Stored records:

Start

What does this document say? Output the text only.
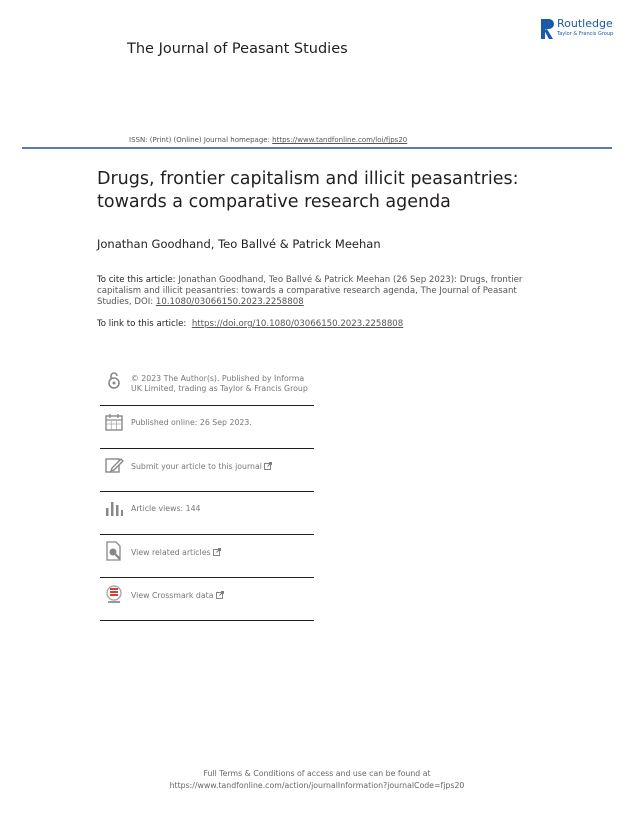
Routledge
Taylor & Francis Group
The Journal of Peasant Studies
ISSN: (Print) (Online) Journal homepage: https://www.tandfonline.com/loi/fjps20
Drugs, frontier capitalism and illicit peasantries: towards a comparative research agenda
Jonathan Goodhand, Teo Ballvé & Patrick Meehan
To cite this article: Jonathan Goodhand, Teo Ballvé & Patrick Meehan (26 Sep 2023): Drugs, frontier capitalism and illicit peasantries: towards a comparative research agenda, The Journal of Peasant Studies, DOI: 10.1080/03066150.2023.2258808
To link to this article: https://doi.org/10.1080/03066150.2023.2258808
© 2023 The Author(s). Published by Informa UK Limited, trading as Taylor & Francis Group
Published online: 26 Sep 2023.
Submit your article to this journal
Article views: 144
View related articles
View Crossmark data
Full Terms & Conditions of access and use can be found at
https://www.tandfonline.com/action/journalInformation?journalCode=fjps20
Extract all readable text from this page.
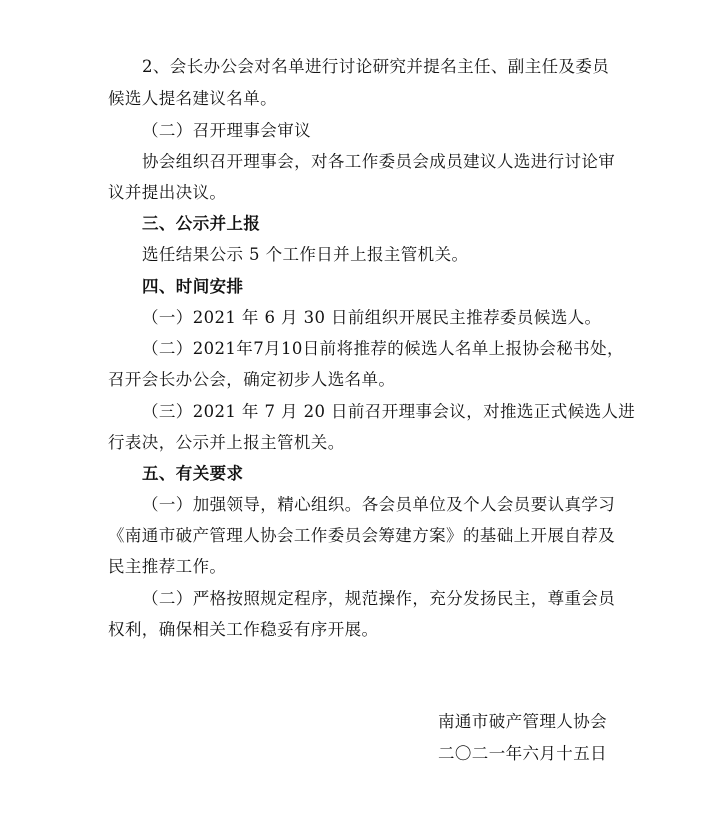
2、会长办公会对名单进行讨论研究并提名主任、副主任及委员
候选人提名建议名单。
（二）召开理事会审议
协会组织召开理事会，对各工作委员会成员建议人选进行讨论审
议并提出决议。
三、公示并上报
选任结果公示 5 个工作日并上报主管机关。
四、时间安排
（一）2021 年 6 月 30 日前组织开展民主推荐委员候选人。
（二）2021年7月10日前将推荐的候选人名单上报协会秘书处，
召开会长办公会，确定初步人选名单。
（三）2021 年 7 月 20 日前召开理事会议，对推选正式候选人进
行表决，公示并上报主管机关。
五、有关要求
（一）加强领导，精心组织。各会员单位及个人会员要认真学习
《南通市破产管理人协会工作委员会筹建方案》的基础上开展自荐及
民主推荐工作。
（二）严格按照规定程序，规范操作，充分发扬民主，尊重会员
权利，确保相关工作稳妥有序开展。
南通市破产管理人协会
二〇二一年六月十五日
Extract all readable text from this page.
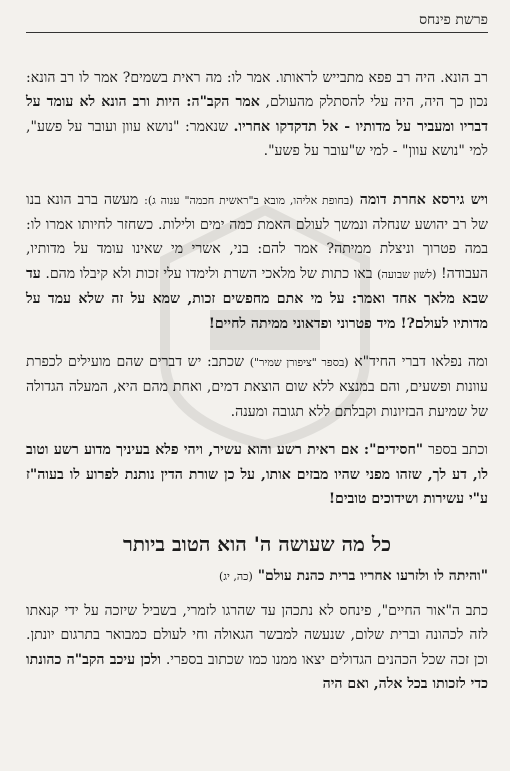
פרשת פינחס

רב הונא. היה רב פפא מתבייש לראותו. אמר לו: מה ראית בשמים? אמר לו רב הונא: נכון כך היה, היה עלי להסתלק מהעולם, אמר הקב"ה: היות ורב הונא לא עומד על דבריו ומעביר על מדותיו - אל תדקדקו אחריו. שנאמר: "נושא עוון ועובר על פשע", למי "נושא עוון" - למי ש"עובר על פשע".

ויש גירסא אחרת דומה (בחופת אליהו, מובא ב"ראשית חכמה" ענוה ג): מעשה ברב הונא בנו של רב יהושע שנחלה ונמשך לעולם האמת כמה ימים ולילות. כשחזר לחיותו אמרו לו: במה פטרוך וניצלת ממיתה? אמר להם: בני, אשרי מי שאינו עומד על מדותיו, העבודה! (לשון שבועה) באו כתות של מלאכי השרת ולימדו עלי זכות ולא קיבלו מהם. עד שבא מלאך אחד ואמר: על מי אתם מחפשים זכות, שמא על זה שלא עמד על מדותיו לעולם?! מיד פטרוני ופדאוני ממיתה לחיים!

ומה נפלאו דברי החיד"א (בספר "ציפורן שמיר") שכתב: יש דברים שהם מועילים לכפרת עוונות ופשעים, והם במנצא ללא שום הוצאת דמים, ואחת מהם היא, המעלה הגדולה של שמיעת הבזיונות וקבלתם ללא תגובה ומענה.

וכתב בספר "חסידים": אם ראית רשע והוא עשיר, ויהי פלא בעיניך מדוע רשע וטוב לו, דע לך, שזהו מפני שהיו מבזים אותו, על כן שורת הדין נותנת לפרוע לו בעוה"ז ע"י עשירות ושידוכים טובים!

כל מה שעושה ה' הוא הטוב ביותר
"והיתה לו ולזרעו אחריו ברית כהנת עולם" (כה, יג)

כתב ה"אור החיים", פינחס לא נתכהן עד שהרגו לזמרי, בשביל שיזכה על ידי קנאתו לזה לכהונה וברית שלום, שנעשה למבשר הגאולה וחי לעולם כמבואר בתרגום יונתן. וכן זכה שכל הכהנים הגדולים יצאו ממנו כמו שכתוב בספרי. ולכן עיכב הקב"ה כהונתו כדי לזכותו בכל אלה, ואם היה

End

# Aim
All records should be output exactly, with the pictures left out.

# Solution below
What does this document say? Output the text only.
Routledge
Taylor & Francis Group
The Journal of Peasant Studies
ISSN: (Print) (Online) Journal homepage: https://www.tandfonline.com/loi/fjps20
Drugs, frontier capitalism and illicit peasantries: towards a comparative research agenda
Jonathan Goodhand, Teo Ballvé & Patrick Meehan
To cite this article: Jonathan Goodhand, Teo Ballvé & Patrick Meehan (26 Sep 2023): Drugs, frontier capitalism and illicit peasantries: towards a comparative research agenda, The Journal of Peasant Studies, DOI: 10.1080/03066150.2023.2258808
To link to this article: https://doi.org/10.1080/03066150.2023.2258808
© 2023 The Author(s). Published by Informa UK Limited, trading as Taylor & Francis Group
Published online: 26 Sep 2023.
Submit your article to this journal
Article views: 144
View related articles
View Crossmark data
Full Terms & Conditions of access and use can be found at
https://www.tandfonline.com/action/journalInformation?journalCode=fjps20
Extract all readable text from this page.
2、会长办公会对名单进行讨论研究并提名主任、副主任及委员
候选人提名建议名单。
（二）召开理事会审议
协会组织召开理事会，对各工作委员会成员建议人选进行讨论审
议并提出决议。
三、公示并上报
选任结果公示 5 个工作日并上报主管机关。
四、时间安排
（一）2021 年 6 月 30 日前组织开展民主推荐委员候选人。
（二）2021年7月10日前将推荐的候选人名单上报协会秘书处，
召开会长办公会，确定初步人选名单。
（三）2021 年 7 月 20 日前召开理事会议，对推选正式候选人进
行表决，公示并上报主管机关。
五、有关要求
（一）加强领导，精心组织。各会员单位及个人会员要认真学习
《南通市破产管理人协会工作委员会筹建方案》的基础上开展自荐及
民主推荐工作。
（二）严格按照规定程序，规范操作，充分发扬民主，尊重会员
权利，确保相关工作稳妥有序开展。
南通市破产管理人协会
二〇二一年六月十五日
Extract all readable text from this page.
פרשת פינחס

רב הונא. היה רב פפא מתבייש לראותו. אמר לו: מה ראית בשמים? אמר לו רב הונא: נכון כך היה, היה עלי להסתלק מהעולם, אמר הקב"ה: היות ורב הונא לא עומד על דבריו ומעביר על מדותיו - אל תדקדקו אחריו. שנאמר: "נושא עוון ועובר על פשע", למי "נושא עוון" - למי ש"עובר על פשע".

ויש גירסא אחרת דומה (בחופת אליהו, מובא ב"ראשית חכמה" ענוה ג): מעשה ברב הונא בנו של רב יהושע שנחלה ונמשך לעולם האמת כמה ימים ולילות. כשחזר לחיותו אמרו לו: במה פטרוך וניצלת ממיתה? אמר להם: בני, אשרי מי שאינו עומד על מדותיו, העבודה! (לשון שבועה) באו כתות של מלאכי השרת ולימדו עלי זכות ולא קיבלו מהם. עד שבא מלאך אחד ואמר: על מי אתם מחפשים זכות, שמא על זה שלא עמד על מדותיו לעולם?! מיד פטרוני ופדאוני ממיתה לחיים!

ומה נפלאו דברי החיד"א (בספר "ציפורן שמיר") שכתב: יש דברים שהם מועילים לכפרת עוונות ופשעים, והם במנצא ללא שום הוצאת דמים, ואחת מהם היא, המעלה הגדולה של שמיעת הבזיונות וקבלתם ללא תגובה ומענה.

וכתב בספר "חסידים": אם ראית רשע והוא עשיר, ויהי פלא בעיניך מדוע רשע וטוב לו, דע לך, שזהו מפני שהיו מבזים אותו, על כן שורת הדין נותנת לפרוע לו בעוה"ז ע"י עשירות ושידוכים טובים!

כל מה שעושה ה' הוא הטוב ביותר
"והיתה לו ולזרעו אחריו ברית כהנת עולם" (כה, יג)

כתב ה"אור החיים", פינחס לא נתכהן עד שהרגו לזמרי, בשביל שיזכה על ידי קנאתו לזה לכהונה וברית שלום, שנעשה למבשר הגאולה וחי לעולם כמבואר בתרגום יונתן. וכן זכה שכל הכהנים הגדולים יצאו ממנו כמו שכתוב בספרי. ולכן עיכב הקב"ה כהונתו כדי לזכותו בכל אלה, ואם היה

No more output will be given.